--- BEGIN Data listing ---
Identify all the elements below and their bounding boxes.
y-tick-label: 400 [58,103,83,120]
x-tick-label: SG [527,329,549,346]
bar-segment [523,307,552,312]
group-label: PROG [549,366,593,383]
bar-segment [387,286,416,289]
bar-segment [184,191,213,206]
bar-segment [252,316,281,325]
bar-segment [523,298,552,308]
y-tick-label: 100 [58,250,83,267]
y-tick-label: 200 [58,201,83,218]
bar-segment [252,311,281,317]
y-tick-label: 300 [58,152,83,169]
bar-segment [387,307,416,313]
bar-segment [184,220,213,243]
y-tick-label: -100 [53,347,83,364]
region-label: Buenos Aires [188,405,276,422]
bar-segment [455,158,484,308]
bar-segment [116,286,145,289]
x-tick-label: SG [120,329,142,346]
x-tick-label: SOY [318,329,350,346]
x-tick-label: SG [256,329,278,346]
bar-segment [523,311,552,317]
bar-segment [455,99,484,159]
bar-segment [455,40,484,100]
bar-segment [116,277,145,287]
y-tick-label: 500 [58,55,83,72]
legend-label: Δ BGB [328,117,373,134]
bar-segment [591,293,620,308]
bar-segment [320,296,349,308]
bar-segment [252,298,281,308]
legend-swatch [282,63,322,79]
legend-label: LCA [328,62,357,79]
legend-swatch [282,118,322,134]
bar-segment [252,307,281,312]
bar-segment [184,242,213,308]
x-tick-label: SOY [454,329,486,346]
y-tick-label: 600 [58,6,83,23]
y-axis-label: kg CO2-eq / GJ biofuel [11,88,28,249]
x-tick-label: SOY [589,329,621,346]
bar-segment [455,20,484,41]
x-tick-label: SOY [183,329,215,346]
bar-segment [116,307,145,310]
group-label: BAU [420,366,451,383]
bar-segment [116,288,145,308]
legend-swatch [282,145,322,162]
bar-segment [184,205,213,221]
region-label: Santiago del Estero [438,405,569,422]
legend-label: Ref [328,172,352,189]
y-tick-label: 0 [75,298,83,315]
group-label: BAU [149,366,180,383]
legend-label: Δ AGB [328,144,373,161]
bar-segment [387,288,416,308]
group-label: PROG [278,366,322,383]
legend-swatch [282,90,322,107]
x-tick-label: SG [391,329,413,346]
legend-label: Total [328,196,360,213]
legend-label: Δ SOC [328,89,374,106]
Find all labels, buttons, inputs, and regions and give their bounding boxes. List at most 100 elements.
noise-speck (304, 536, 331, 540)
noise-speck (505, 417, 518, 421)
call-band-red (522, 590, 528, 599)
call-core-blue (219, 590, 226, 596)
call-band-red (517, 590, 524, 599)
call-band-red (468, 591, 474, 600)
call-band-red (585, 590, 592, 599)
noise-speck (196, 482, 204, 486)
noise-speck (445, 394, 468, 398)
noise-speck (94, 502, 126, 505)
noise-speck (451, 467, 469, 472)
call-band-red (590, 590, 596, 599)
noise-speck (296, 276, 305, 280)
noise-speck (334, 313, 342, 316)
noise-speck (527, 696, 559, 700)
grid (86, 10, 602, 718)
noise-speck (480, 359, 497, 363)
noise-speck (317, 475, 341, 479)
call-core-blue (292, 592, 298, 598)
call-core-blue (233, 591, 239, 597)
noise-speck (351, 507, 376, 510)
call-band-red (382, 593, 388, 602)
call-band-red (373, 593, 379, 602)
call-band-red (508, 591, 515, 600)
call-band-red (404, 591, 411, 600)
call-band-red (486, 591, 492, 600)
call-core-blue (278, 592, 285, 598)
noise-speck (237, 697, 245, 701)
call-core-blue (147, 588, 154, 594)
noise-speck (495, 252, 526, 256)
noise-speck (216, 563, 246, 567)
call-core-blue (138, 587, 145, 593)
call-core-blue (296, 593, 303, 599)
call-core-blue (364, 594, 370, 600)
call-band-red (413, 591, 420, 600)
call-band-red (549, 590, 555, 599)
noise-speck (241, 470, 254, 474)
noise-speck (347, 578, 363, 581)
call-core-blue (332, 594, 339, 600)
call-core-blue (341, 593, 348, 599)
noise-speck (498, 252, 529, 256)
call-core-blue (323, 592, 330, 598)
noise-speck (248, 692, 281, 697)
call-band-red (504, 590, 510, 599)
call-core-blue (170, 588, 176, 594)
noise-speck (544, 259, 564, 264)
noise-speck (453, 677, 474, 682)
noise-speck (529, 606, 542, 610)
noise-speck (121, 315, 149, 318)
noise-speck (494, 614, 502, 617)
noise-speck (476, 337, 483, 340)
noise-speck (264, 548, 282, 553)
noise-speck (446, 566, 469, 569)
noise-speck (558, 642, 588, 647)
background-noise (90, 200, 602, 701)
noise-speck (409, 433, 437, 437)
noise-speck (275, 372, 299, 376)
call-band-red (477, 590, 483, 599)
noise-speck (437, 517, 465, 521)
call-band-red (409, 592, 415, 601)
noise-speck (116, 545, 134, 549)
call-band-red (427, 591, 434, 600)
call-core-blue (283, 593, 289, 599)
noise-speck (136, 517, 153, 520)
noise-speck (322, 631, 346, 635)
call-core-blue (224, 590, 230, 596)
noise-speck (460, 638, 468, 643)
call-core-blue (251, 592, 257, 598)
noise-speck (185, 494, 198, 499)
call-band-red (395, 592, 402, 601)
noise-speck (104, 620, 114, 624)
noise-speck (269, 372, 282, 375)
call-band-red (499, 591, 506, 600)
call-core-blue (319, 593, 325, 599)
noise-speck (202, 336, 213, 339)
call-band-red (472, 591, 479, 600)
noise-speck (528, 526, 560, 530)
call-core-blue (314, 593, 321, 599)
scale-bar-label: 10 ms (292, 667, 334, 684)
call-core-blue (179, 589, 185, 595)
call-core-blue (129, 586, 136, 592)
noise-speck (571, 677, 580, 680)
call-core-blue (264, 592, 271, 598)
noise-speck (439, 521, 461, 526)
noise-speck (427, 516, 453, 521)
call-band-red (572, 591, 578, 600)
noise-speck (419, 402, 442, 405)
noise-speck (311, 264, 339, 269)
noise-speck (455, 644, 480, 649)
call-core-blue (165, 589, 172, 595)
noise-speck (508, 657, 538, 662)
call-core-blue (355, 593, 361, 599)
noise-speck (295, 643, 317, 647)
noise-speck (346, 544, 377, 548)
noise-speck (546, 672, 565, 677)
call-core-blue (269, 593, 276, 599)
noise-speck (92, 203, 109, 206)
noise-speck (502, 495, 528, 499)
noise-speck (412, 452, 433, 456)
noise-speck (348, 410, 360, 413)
--- END Data listing ---
■ What you will do ■
Please edit the rows above so that "bounding boxes" becomes "box coordinates" everywhere it occurs, leaving every other word unchanged.

■ Exercise answer ■
Identify all the elements below and their box coordinates.
y-tick-label: 400 [58,103,83,120]
x-tick-label: SG [527,329,549,346]
bar-segment [523,307,552,312]
group-label: PROG [549,366,593,383]
bar-segment [387,286,416,289]
bar-segment [184,191,213,206]
bar-segment [252,316,281,325]
bar-segment [523,298,552,308]
y-tick-label: 100 [58,250,83,267]
y-tick-label: 200 [58,201,83,218]
bar-segment [252,311,281,317]
y-tick-label: 300 [58,152,83,169]
bar-segment [387,307,416,313]
bar-segment [184,220,213,243]
y-tick-label: -100 [53,347,83,364]
region-label: Buenos Aires [188,405,276,422]
bar-segment [455,158,484,308]
bar-segment [116,286,145,289]
x-tick-label: SG [120,329,142,346]
x-tick-label: SOY [318,329,350,346]
x-tick-label: SG [256,329,278,346]
bar-segment [523,311,552,317]
bar-segment [455,99,484,159]
bar-segment [455,40,484,100]
bar-segment [116,277,145,287]
y-tick-label: 500 [58,55,83,72]
legend-label: Δ BGB [328,117,373,134]
bar-segment [591,293,620,308]
bar-segment [320,296,349,308]
bar-segment [252,298,281,308]
legend-swatch [282,63,322,79]
legend-label: LCA [328,62,357,79]
legend-swatch [282,118,322,134]
bar-segment [252,307,281,312]
bar-segment [184,242,213,308]
x-tick-label: SOY [454,329,486,346]
y-tick-label: 600 [58,6,83,23]
y-axis-label: kg CO2-eq / GJ biofuel [11,88,28,249]
x-tick-label: SOY [589,329,621,346]
bar-segment [455,20,484,41]
x-tick-label: SOY [183,329,215,346]
bar-segment [116,307,145,310]
group-label: BAU [420,366,451,383]
bar-segment [116,288,145,308]
legend-swatch [282,145,322,162]
bar-segment [184,205,213,221]
region-label: Santiago del Estero [438,405,569,422]
legend-label: Ref [328,172,352,189]
y-tick-label: 0 [75,298,83,315]
group-label: BAU [149,366,180,383]
legend-label: Δ AGB [328,144,373,161]
bar-segment [387,288,416,308]
group-label: PROG [278,366,322,383]
legend-swatch [282,90,322,107]
x-tick-label: SG [391,329,413,346]
legend-label: Total [328,196,360,213]
legend-label: Δ SOC [328,89,374,106]
Find all labels, buttons, inputs, and regions and give their box coordinates. List at most 100 elements.
noise-speck (304, 536, 331, 540)
noise-speck (505, 417, 518, 421)
call-band-red (522, 590, 528, 599)
call-core-blue (219, 590, 226, 596)
call-band-red (517, 590, 524, 599)
call-band-red (468, 591, 474, 600)
call-band-red (585, 590, 592, 599)
noise-speck (196, 482, 204, 486)
noise-speck (445, 394, 468, 398)
noise-speck (94, 502, 126, 505)
noise-speck (451, 467, 469, 472)
call-band-red (590, 590, 596, 599)
noise-speck (296, 276, 305, 280)
noise-speck (334, 313, 342, 316)
noise-speck (527, 696, 559, 700)
grid (86, 10, 602, 718)
noise-speck (480, 359, 497, 363)
noise-speck (317, 475, 341, 479)
call-core-blue (292, 592, 298, 598)
call-core-blue (233, 591, 239, 597)
noise-speck (351, 507, 376, 510)
call-band-red (382, 593, 388, 602)
call-band-red (373, 593, 379, 602)
call-band-red (508, 591, 515, 600)
call-band-red (404, 591, 411, 600)
call-band-red (486, 591, 492, 600)
call-core-blue (278, 592, 285, 598)
noise-speck (237, 697, 245, 701)
call-core-blue (147, 588, 154, 594)
noise-speck (495, 252, 526, 256)
noise-speck (216, 563, 246, 567)
call-core-blue (138, 587, 145, 593)
call-core-blue (296, 593, 303, 599)
call-core-blue (364, 594, 370, 600)
call-band-red (413, 591, 420, 600)
call-band-red (549, 590, 555, 599)
noise-speck (241, 470, 254, 474)
noise-speck (347, 578, 363, 581)
call-core-blue (332, 594, 339, 600)
call-core-blue (341, 593, 348, 599)
noise-speck (498, 252, 529, 256)
call-core-blue (323, 592, 330, 598)
noise-speck (248, 692, 281, 697)
call-band-red (504, 590, 510, 599)
call-core-blue (170, 588, 176, 594)
noise-speck (544, 259, 564, 264)
noise-speck (453, 677, 474, 682)
noise-speck (529, 606, 542, 610)
noise-speck (121, 315, 149, 318)
noise-speck (494, 614, 502, 617)
noise-speck (476, 337, 483, 340)
noise-speck (264, 548, 282, 553)
noise-speck (446, 566, 469, 569)
noise-speck (558, 642, 588, 647)
background-noise (90, 200, 602, 701)
noise-speck (409, 433, 437, 437)
noise-speck (275, 372, 299, 376)
call-band-red (477, 590, 483, 599)
noise-speck (437, 517, 465, 521)
call-band-red (409, 592, 415, 601)
noise-speck (116, 545, 134, 549)
call-band-red (427, 591, 434, 600)
call-core-blue (283, 593, 289, 599)
noise-speck (136, 517, 153, 520)
noise-speck (322, 631, 346, 635)
call-core-blue (224, 590, 230, 596)
noise-speck (460, 638, 468, 643)
call-core-blue (251, 592, 257, 598)
noise-speck (185, 494, 198, 499)
call-band-red (395, 592, 402, 601)
noise-speck (104, 620, 114, 624)
noise-speck (269, 372, 282, 375)
call-band-red (499, 591, 506, 600)
call-core-blue (319, 593, 325, 599)
noise-speck (202, 336, 213, 339)
call-band-red (472, 591, 479, 600)
noise-speck (528, 526, 560, 530)
call-core-blue (314, 593, 321, 599)
scale-bar-label: 10 ms (292, 667, 334, 684)
call-core-blue (179, 589, 185, 595)
call-core-blue (129, 586, 136, 592)
noise-speck (571, 677, 580, 680)
call-core-blue (264, 592, 271, 598)
noise-speck (439, 521, 461, 526)
noise-speck (427, 516, 453, 521)
call-band-red (572, 591, 578, 600)
noise-speck (419, 402, 442, 405)
noise-speck (311, 264, 339, 269)
noise-speck (455, 644, 480, 649)
call-core-blue (165, 589, 172, 595)
noise-speck (508, 657, 538, 662)
call-core-blue (355, 593, 361, 599)
noise-speck (295, 643, 317, 647)
noise-speck (346, 544, 377, 548)
noise-speck (546, 672, 565, 677)
call-core-blue (269, 593, 276, 599)
noise-speck (92, 203, 109, 206)
noise-speck (502, 495, 528, 499)
noise-speck (412, 452, 433, 456)
noise-speck (348, 410, 360, 413)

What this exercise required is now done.